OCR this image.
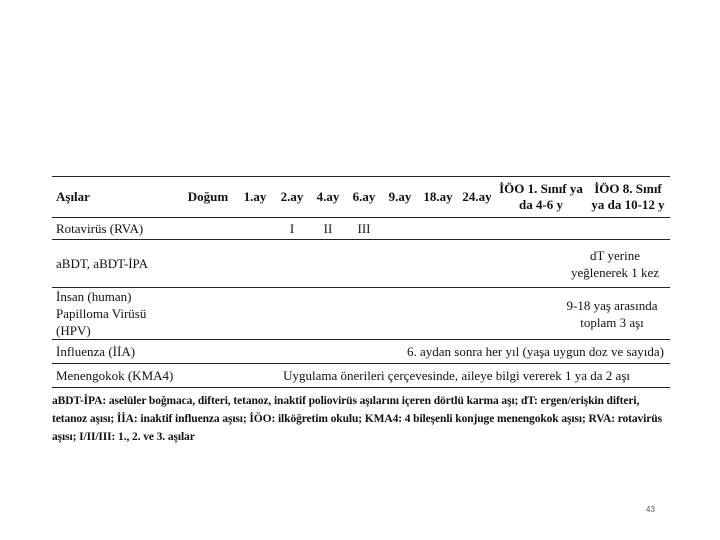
Aşılar	Doğum	1.ay	2.ay	4.ay	6.ay	9.ay	18.ay	24.ay	İÖO 1. Sınıf ya da 4-6 y	İÖO 8. Sınıf ya da 10-12 y
Rotavirüs (RVA)			I	II	III					
aBDT, aBDT-İPA	dT yerine yeğlenerek 1 kez									
İnsan (human) Papilloma Virüsü (HPV)	9-18 yaş arasında toplam 3 aşı									
İnfluenza (İİA)	6. aydan sonra her yıl (yaşa uygun doz ve sayıda)									
Menengokok (KMA4)	Uygulama önerileri çerçevesinde, aileye bilgi vererek 1 ya da 2 aşı									
aBDT-İPA: aselüler boğmaca, difteri, tetanoz, inaktif poliovirüs aşılarını içeren dörtlü karma aşı; dT: ergen/erişkin difteri, tetanoz aşısı; İİA: inaktif influenza aşısı; İÖO: ilköğretim okulu; KMA4: 4 bileşenli konjuge menengokok aşısı; RVA: rotavirüs aşısı; I/II/III: 1., 2. ve 3. aşılar
43
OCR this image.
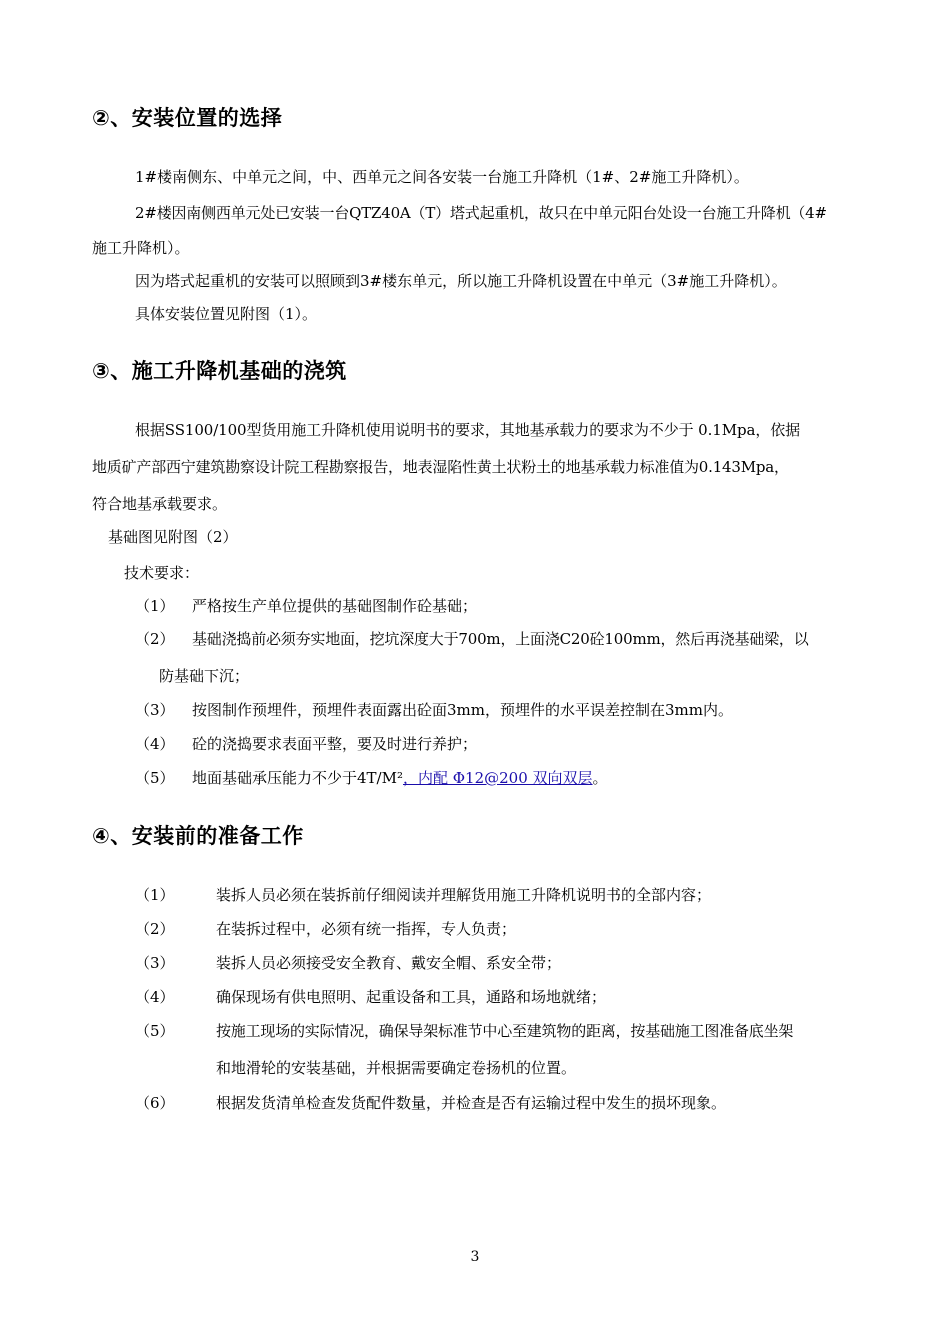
②、安装位置的选择
1#楼南侧东、中单元之间，中、西单元之间各安装一台施工升降机（1#、2#施工升降机）。
2#楼因南侧西单元处已安装一台QTZ40A（T）塔式起重机，故只在中单元阳台处设一台施工升降机（4#
施工升降机）。
因为塔式起重机的安装可以照顾到3#楼东单元，所以施工升降机设置在中单元（3#施工升降机）。
具体安装位置见附图（1）。
③、施工升降机基础的浇筑
根据SS100/100型货用施工升降机使用说明书的要求，其地基承载力的要求为不少于 0.1Mpa，依据
地质矿产部西宁建筑勘察设计院工程勘察报告，地表湿陷性黄土状粉土的地基承载力标准值为0.143Mpa，
符合地基承载要求。
基础图见附图（2）
技术要求：
（1） 严格按生产单位提供的基础图制作砼基础；
（2） 基础浇捣前必须夯实地面，挖坑深度大于700m，上面浇C20砼100mm，然后再浇基础梁，以
防基础下沉；
（3） 按图制作预埋件，预埋件表面露出砼面3mm，预埋件的水平误差控制在3mm内。
（4） 砼的浇捣要求表面平整，要及时进行养护；
（5） 地面基础承压能力不少于4T/M²，内配 Φ12@200 双向双层。
④、安装前的准备工作
（1）	装拆人员必须在装拆前仔细阅读并理解货用施工升降机说明书的全部内容；
（2）	在装拆过程中，必须有统一指挥，专人负责；
（3）	装拆人员必须接受安全教育、戴安全帽、系安全带；
（4）	确保现场有供电照明、起重设备和工具，通路和场地就绪；
（5）	按施工现场的实际情况，确保导架标准节中心至建筑物的距离，按基础施工图准备底坐架
和地滑轮的安装基础，并根据需要确定卷扬机的位置。
（6）	根据发货清单检查发货配件数量，并检查是否有运输过程中发生的损坏现象。
3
+-------+
OBJECTIVE:
Reproduce the material above in full and without alteration, but skip all pictures.

RESULT OF THE EXERCISE:
OCR this image.
Aşılar	Doğum	1.ay	2.ay	4.ay	6.ay	9.ay	18.ay	24.ay	İÖO 1. Sınıf ya da 4-6 y	İÖO 8. Sınıf ya da 10-12 y
Rotavirüs (RVA)			I	II	III					
aBDT, aBDT-İPA	dT yerine yeğlenerek 1 kez									
İnsan (human) Papilloma Virüsü (HPV)	9-18 yaş arasında toplam 3 aşı									
İnfluenza (İİA)	6. aydan sonra her yıl (yaşa uygun doz ve sayıda)									
Menengokok (KMA4)	Uygulama önerileri çerçevesinde, aileye bilgi vererek 1 ya da 2 aşı									
aBDT-İPA: aselüler boğmaca, difteri, tetanoz, inaktif poliovirüs aşılarını içeren dörtlü karma aşı; dT: ergen/erişkin difteri, tetanoz aşısı; İİA: inaktif influenza aşısı; İÖO: ilköğretim okulu; KMA4: 4 bileşenli konjuge menengokok aşısı; RVA: rotavirüs aşısı; I/II/III: 1., 2. ve 3. aşılar
43
OCR this image.
②、安装位置的选择
1#楼南侧东、中单元之间，中、西单元之间各安装一台施工升降机（1#、2#施工升降机）。
2#楼因南侧西单元处已安装一台QTZ40A（T）塔式起重机，故只在中单元阳台处设一台施工升降机（4#
施工升降机）。
因为塔式起重机的安装可以照顾到3#楼东单元，所以施工升降机设置在中单元（3#施工升降机）。
具体安装位置见附图（1）。
③、施工升降机基础的浇筑
根据SS100/100型货用施工升降机使用说明书的要求，其地基承载力的要求为不少于 0.1Mpa，依据
地质矿产部西宁建筑勘察设计院工程勘察报告，地表湿陷性黄土状粉土的地基承载力标准值为0.143Mpa，
符合地基承载要求。
基础图见附图（2）
技术要求：
（1） 严格按生产单位提供的基础图制作砼基础；
（2） 基础浇捣前必须夯实地面，挖坑深度大于700m，上面浇C20砼100mm，然后再浇基础梁，以
防基础下沉；
（3） 按图制作预埋件，预埋件表面露出砼面3mm，预埋件的水平误差控制在3mm内。
（4） 砼的浇捣要求表面平整，要及时进行养护；
（5） 地面基础承压能力不少于4T/M²，内配 Φ12@200 双向双层。
④、安装前的准备工作
（1）	装拆人员必须在装拆前仔细阅读并理解货用施工升降机说明书的全部内容；
（2）	在装拆过程中，必须有统一指挥，专人负责；
（3）	装拆人员必须接受安全教育、戴安全帽、系安全带；
（4）	确保现场有供电照明、起重设备和工具，通路和场地就绪；
（5）	按施工现场的实际情况，确保导架标准节中心至建筑物的距离，按基础施工图准备底坐架
和地滑轮的安装基础，并根据需要确定卷扬机的位置。
（6）	根据发货清单检查发货配件数量，并检查是否有运输过程中发生的损坏现象。
3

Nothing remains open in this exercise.